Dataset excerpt
—————
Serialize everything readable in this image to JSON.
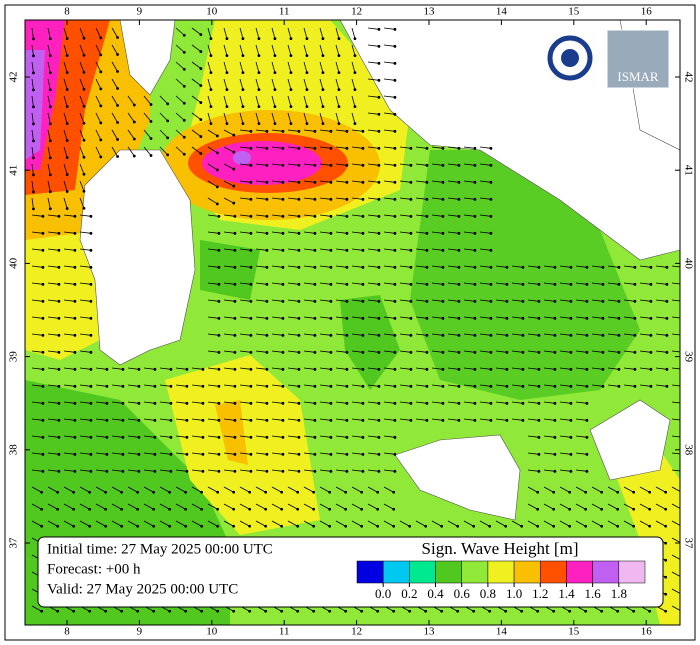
{
  "lon_ticks": [
    8,
    9,
    10,
    11,
    12,
    13,
    14,
    15,
    16
  ],
  "lat_ticks": [
    37,
    38,
    39,
    40,
    41,
    42
  ],
  "info": {
    "initial_time": "Initial time: 27 May 2025 00:00 UTC",
    "forecast": "Forecast: +00 h",
    "valid": "Valid: 27 May 2025 00:00 UTC"
  },
  "legend": {
    "title": "Sign. Wave Height [m]",
    "colors": [
      "#0000e0",
      "#00c8f0",
      "#00e890",
      "#50c820",
      "#90e838",
      "#f0f020",
      "#f8c000",
      "#ff5000",
      "#ff20c0",
      "#c060f0",
      "#f0b8f0"
    ],
    "ticks": [
      {
        "value": 0,
        "label": "0.0"
      },
      {
        "value": 0.2,
        "label": "0.2"
      },
      {
        "value": 0.4,
        "label": "0.4"
      },
      {
        "value": 0.6,
        "label": "0.6"
      },
      {
        "value": 0.8,
        "label": "0.8"
      },
      {
        "value": 1.0,
        "label": "1.0"
      },
      {
        "value": 1.2,
        "label": "1.2"
      },
      {
        "value": 1.4,
        "label": "1.4"
      },
      {
        "value": 1.6,
        "label": "1.6"
      },
      {
        "value": 1.8,
        "label": "1.8"
      }
    ]
  },
  "logo": {
    "text": "ISMAR"
  }
}
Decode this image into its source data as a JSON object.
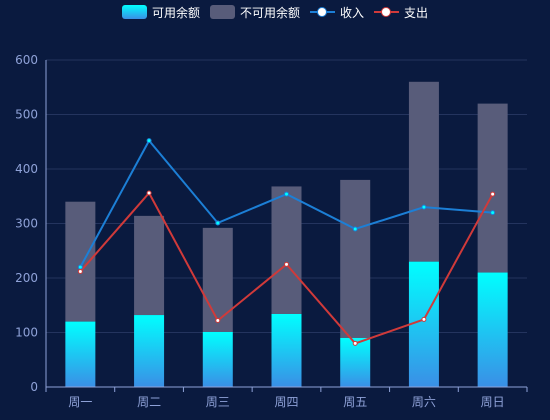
{
  "chart_data": {
    "type": "bar",
    "categories": [
      "周一",
      "周二",
      "周三",
      "周四",
      "周五",
      "周六",
      "周日"
    ],
    "series": [
      {
        "name": "可用余额",
        "type": "bar",
        "stack": "balance",
        "values": [
          120,
          132,
          101,
          134,
          90,
          230,
          210
        ],
        "color_top": "#00ffff",
        "color_bottom": "#3a8fe6"
      },
      {
        "name": "不可用余额",
        "type": "bar",
        "stack": "balance",
        "values": [
          220,
          182,
          191,
          234,
          290,
          330,
          310
        ],
        "color": "#585c7a"
      },
      {
        "name": "收入",
        "type": "line",
        "values": [
          220,
          452,
          301,
          354,
          290,
          330,
          320
        ],
        "color": "#1c7fd6",
        "marker_color": "#00ffff"
      },
      {
        "name": "支出",
        "type": "line",
        "values": [
          212,
          356,
          122,
          225,
          80,
          124,
          354
        ],
        "color": "#d03a3a",
        "marker_color": "#ffffff"
      }
    ],
    "ylim": [
      0,
      600
    ],
    "yticks": [
      0,
      100,
      200,
      300,
      400,
      500,
      600
    ],
    "grid": true,
    "legend_position": "top-center",
    "title": "",
    "xlabel": "",
    "ylabel": ""
  },
  "colors": {
    "background": "#0a1a3f",
    "axis": "#8fa2d8",
    "grid": "#24345e",
    "tick_label": "#8fa2d8"
  }
}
—————
> WHAT TO DO:
Repeat the data in full and exactly. Omit pictures.

> RESULT OF THIS EXERCISE:
Serialize everything readable in this image to JSON.
{
  "lon_ticks": [
    8,
    9,
    10,
    11,
    12,
    13,
    14,
    15,
    16
  ],
  "lat_ticks": [
    37,
    38,
    39,
    40,
    41,
    42
  ],
  "info": {
    "initial_time": "Initial time: 27 May 2025 00:00 UTC",
    "forecast": "Forecast: +00 h",
    "valid": "Valid: 27 May 2025 00:00 UTC"
  },
  "legend": {
    "title": "Sign. Wave Height [m]",
    "colors": [
      "#0000e0",
      "#00c8f0",
      "#00e890",
      "#50c820",
      "#90e838",
      "#f0f020",
      "#f8c000",
      "#ff5000",
      "#ff20c0",
      "#c060f0",
      "#f0b8f0"
    ],
    "ticks": [
      {
        "value": 0,
        "label": "0.0"
      },
      {
        "value": 0.2,
        "label": "0.2"
      },
      {
        "value": 0.4,
        "label": "0.4"
      },
      {
        "value": 0.6,
        "label": "0.6"
      },
      {
        "value": 0.8,
        "label": "0.8"
      },
      {
        "value": 1.0,
        "label": "1.0"
      },
      {
        "value": 1.2,
        "label": "1.2"
      },
      {
        "value": 1.4,
        "label": "1.4"
      },
      {
        "value": 1.6,
        "label": "1.6"
      },
      {
        "value": 1.8,
        "label": "1.8"
      }
    ]
  },
  "logo": {
    "text": "ISMAR"
  }
}
Decode this image into its source data as a JSON object.
{
  "chart_data": {
    "type": "bar",
    "categories": [
      "周一",
      "周二",
      "周三",
      "周四",
      "周五",
      "周六",
      "周日"
    ],
    "series": [
      {
        "name": "可用余额",
        "type": "bar",
        "stack": "balance",
        "values": [
          120,
          132,
          101,
          134,
          90,
          230,
          210
        ],
        "color_top": "#00ffff",
        "color_bottom": "#3a8fe6"
      },
      {
        "name": "不可用余额",
        "type": "bar",
        "stack": "balance",
        "values": [
          220,
          182,
          191,
          234,
          290,
          330,
          310
        ],
        "color": "#585c7a"
      },
      {
        "name": "收入",
        "type": "line",
        "values": [
          220,
          452,
          301,
          354,
          290,
          330,
          320
        ],
        "color": "#1c7fd6",
        "marker_color": "#00ffff"
      },
      {
        "name": "支出",
        "type": "line",
        "values": [
          212,
          356,
          122,
          225,
          80,
          124,
          354
        ],
        "color": "#d03a3a",
        "marker_color": "#ffffff"
      }
    ],
    "ylim": [
      0,
      600
    ],
    "yticks": [
      0,
      100,
      200,
      300,
      400,
      500,
      600
    ],
    "grid": true,
    "legend_position": "top-center",
    "title": "",
    "xlabel": "",
    "ylabel": ""
  },
  "colors": {
    "background": "#0a1a3f",
    "axis": "#8fa2d8",
    "grid": "#24345e",
    "tick_label": "#8fa2d8"
  }
}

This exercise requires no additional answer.